__EXERCISE INSTRUCTIONS__.
Print the listing below in its entirety, character for character.

Stored records
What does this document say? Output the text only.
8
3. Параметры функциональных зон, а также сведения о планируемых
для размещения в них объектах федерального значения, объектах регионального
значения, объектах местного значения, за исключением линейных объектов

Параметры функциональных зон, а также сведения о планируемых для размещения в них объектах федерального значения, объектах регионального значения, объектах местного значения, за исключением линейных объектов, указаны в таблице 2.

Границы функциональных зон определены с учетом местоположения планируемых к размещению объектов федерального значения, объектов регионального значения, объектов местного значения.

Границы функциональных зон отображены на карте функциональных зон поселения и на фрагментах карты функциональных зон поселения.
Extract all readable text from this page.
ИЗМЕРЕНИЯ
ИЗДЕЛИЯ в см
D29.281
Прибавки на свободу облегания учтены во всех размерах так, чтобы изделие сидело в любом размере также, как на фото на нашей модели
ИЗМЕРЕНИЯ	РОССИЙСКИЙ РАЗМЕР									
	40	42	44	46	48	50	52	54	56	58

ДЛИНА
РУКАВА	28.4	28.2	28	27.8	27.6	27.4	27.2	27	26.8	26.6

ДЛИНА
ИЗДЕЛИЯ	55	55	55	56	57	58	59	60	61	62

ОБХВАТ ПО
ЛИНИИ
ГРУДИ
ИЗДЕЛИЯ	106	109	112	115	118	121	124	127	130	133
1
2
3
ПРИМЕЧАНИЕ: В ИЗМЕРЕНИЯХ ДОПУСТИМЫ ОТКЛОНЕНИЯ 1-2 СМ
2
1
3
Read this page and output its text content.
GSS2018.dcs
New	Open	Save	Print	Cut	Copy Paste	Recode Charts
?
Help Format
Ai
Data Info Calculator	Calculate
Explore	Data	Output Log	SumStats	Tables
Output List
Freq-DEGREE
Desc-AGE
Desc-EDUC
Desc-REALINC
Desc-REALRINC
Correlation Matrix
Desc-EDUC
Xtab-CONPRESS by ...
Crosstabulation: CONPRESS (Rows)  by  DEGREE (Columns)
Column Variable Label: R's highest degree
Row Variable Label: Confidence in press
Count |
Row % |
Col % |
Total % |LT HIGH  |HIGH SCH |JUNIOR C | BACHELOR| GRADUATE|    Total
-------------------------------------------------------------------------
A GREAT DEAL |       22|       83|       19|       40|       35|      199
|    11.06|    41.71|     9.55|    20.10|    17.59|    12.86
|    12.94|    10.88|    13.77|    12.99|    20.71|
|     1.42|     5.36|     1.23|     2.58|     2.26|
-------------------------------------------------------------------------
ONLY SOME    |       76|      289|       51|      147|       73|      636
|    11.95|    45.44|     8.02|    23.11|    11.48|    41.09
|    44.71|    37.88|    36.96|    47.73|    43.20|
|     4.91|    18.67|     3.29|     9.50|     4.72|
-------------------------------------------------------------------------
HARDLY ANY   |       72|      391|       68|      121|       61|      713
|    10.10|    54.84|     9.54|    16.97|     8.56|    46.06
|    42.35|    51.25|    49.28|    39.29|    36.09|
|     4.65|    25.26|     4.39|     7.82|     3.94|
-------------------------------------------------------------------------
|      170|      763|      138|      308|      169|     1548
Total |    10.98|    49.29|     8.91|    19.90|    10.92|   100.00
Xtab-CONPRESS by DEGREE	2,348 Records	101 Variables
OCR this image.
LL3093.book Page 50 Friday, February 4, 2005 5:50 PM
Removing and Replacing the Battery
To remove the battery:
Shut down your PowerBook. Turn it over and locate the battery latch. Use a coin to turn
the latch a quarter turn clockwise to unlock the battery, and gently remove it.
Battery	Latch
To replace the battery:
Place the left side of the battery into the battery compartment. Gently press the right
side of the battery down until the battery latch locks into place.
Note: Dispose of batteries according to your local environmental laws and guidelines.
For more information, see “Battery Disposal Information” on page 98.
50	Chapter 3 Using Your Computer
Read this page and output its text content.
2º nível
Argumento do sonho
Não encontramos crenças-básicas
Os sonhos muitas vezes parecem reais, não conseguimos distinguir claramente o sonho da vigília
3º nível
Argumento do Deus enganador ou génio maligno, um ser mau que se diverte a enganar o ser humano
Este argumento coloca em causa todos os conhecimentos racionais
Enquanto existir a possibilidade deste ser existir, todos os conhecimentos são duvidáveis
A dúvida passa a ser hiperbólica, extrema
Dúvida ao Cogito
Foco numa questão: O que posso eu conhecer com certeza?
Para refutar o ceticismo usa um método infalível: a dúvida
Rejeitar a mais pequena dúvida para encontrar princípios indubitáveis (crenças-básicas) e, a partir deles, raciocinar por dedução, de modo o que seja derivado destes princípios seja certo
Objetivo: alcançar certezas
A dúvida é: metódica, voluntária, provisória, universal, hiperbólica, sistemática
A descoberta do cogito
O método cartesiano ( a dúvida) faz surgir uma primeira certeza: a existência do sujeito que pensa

__FULL SOLUTION__.
What does this document say? Output the text only.
8
3. Параметры функциональных зон, а также сведения о планируемых
для размещения в них объектах федерального значения, объектах регионального
значения, объектах местного значения, за исключением линейных объектов

Параметры функциональных зон, а также сведения о планируемых для размещения в них объектах федерального значения, объектах регионального значения, объектах местного значения, за исключением линейных объектов, указаны в таблице 2.

Границы функциональных зон определены с учетом местоположения планируемых к размещению объектов федерального значения, объектов регионального значения, объектов местного значения.

Границы функциональных зон отображены на карте функциональных зон поселения и на фрагментах карты функциональных зон поселения.
Extract all readable text from this page.
ИЗМЕРЕНИЯ
ИЗДЕЛИЯ в см
D29.281
Прибавки на свободу облегания учтены во всех размерах так, чтобы изделие сидело в любом размере также, как на фото на нашей модели
ИЗМЕРЕНИЯ	РОССИЙСКИЙ РАЗМЕР									
	40	42	44	46	48	50	52	54	56	58

ДЛИНА
РУКАВА	28.4	28.2	28	27.8	27.6	27.4	27.2	27	26.8	26.6

ДЛИНА
ИЗДЕЛИЯ	55	55	55	56	57	58	59	60	61	62

ОБХВАТ ПО
ЛИНИИ
ГРУДИ
ИЗДЕЛИЯ	106	109	112	115	118	121	124	127	130	133
1
2
3
ПРИМЕЧАНИЕ: В ИЗМЕРЕНИЯХ ДОПУСТИМЫ ОТКЛОНЕНИЯ 1-2 СМ
2
1
3
Read this page and output its text content.
GSS2018.dcs
New	Open	Save	Print	Cut	Copy Paste	Recode Charts
?
Help Format
Ai
Data Info Calculator	Calculate
Explore	Data	Output Log	SumStats	Tables
Output List
Freq-DEGREE
Desc-AGE
Desc-EDUC
Desc-REALINC
Desc-REALRINC
Correlation Matrix
Desc-EDUC
Xtab-CONPRESS by ...
Crosstabulation: CONPRESS (Rows)  by  DEGREE (Columns)
Column Variable Label: R's highest degree
Row Variable Label: Confidence in press
Count |
Row % |
Col % |
Total % |LT HIGH  |HIGH SCH |JUNIOR C | BACHELOR| GRADUATE|    Total
-------------------------------------------------------------------------
A GREAT DEAL |       22|       83|       19|       40|       35|      199
|    11.06|    41.71|     9.55|    20.10|    17.59|    12.86
|    12.94|    10.88|    13.77|    12.99|    20.71|
|     1.42|     5.36|     1.23|     2.58|     2.26|
-------------------------------------------------------------------------
ONLY SOME    |       76|      289|       51|      147|       73|      636
|    11.95|    45.44|     8.02|    23.11|    11.48|    41.09
|    44.71|    37.88|    36.96|    47.73|    43.20|
|     4.91|    18.67|     3.29|     9.50|     4.72|
-------------------------------------------------------------------------
HARDLY ANY   |       72|      391|       68|      121|       61|      713
|    10.10|    54.84|     9.54|    16.97|     8.56|    46.06
|    42.35|    51.25|    49.28|    39.29|    36.09|
|     4.65|    25.26|     4.39|     7.82|     3.94|
-------------------------------------------------------------------------
|      170|      763|      138|      308|      169|     1548
Total |    10.98|    49.29|     8.91|    19.90|    10.92|   100.00
Xtab-CONPRESS by DEGREE	2,348 Records	101 Variables
OCR this image.
LL3093.book Page 50 Friday, February 4, 2005 5:50 PM
Removing and Replacing the Battery
To remove the battery:
Shut down your PowerBook. Turn it over and locate the battery latch. Use a coin to turn
the latch a quarter turn clockwise to unlock the battery, and gently remove it.
Battery	Latch
To replace the battery:
Place the left side of the battery into the battery compartment. Gently press the right
side of the battery down until the battery latch locks into place.
Note: Dispose of batteries according to your local environmental laws and guidelines.
For more information, see “Battery Disposal Information” on page 98.
50	Chapter 3 Using Your Computer
Read this page and output its text content.
2º nível
Argumento do sonho
Não encontramos crenças-básicas
Os sonhos muitas vezes parecem reais, não conseguimos distinguir claramente o sonho da vigília
3º nível
Argumento do Deus enganador ou génio maligno, um ser mau que se diverte a enganar o ser humano
Este argumento coloca em causa todos os conhecimentos racionais
Enquanto existir a possibilidade deste ser existir, todos os conhecimentos são duvidáveis
A dúvida passa a ser hiperbólica, extrema
Dúvida ao Cogito
Foco numa questão: O que posso eu conhecer com certeza?
Para refutar o ceticismo usa um método infalível: a dúvida
Rejeitar a mais pequena dúvida para encontrar princípios indubitáveis (crenças-básicas) e, a partir deles, raciocinar por dedução, de modo o que seja derivado destes princípios seja certo
Objetivo: alcançar certezas
A dúvida é: metódica, voluntária, provisória, universal, hiperbólica, sistemática
A descoberta do cogito
O método cartesiano ( a dúvida) faz surgir uma primeira certeza: a existência do sujeito que pensa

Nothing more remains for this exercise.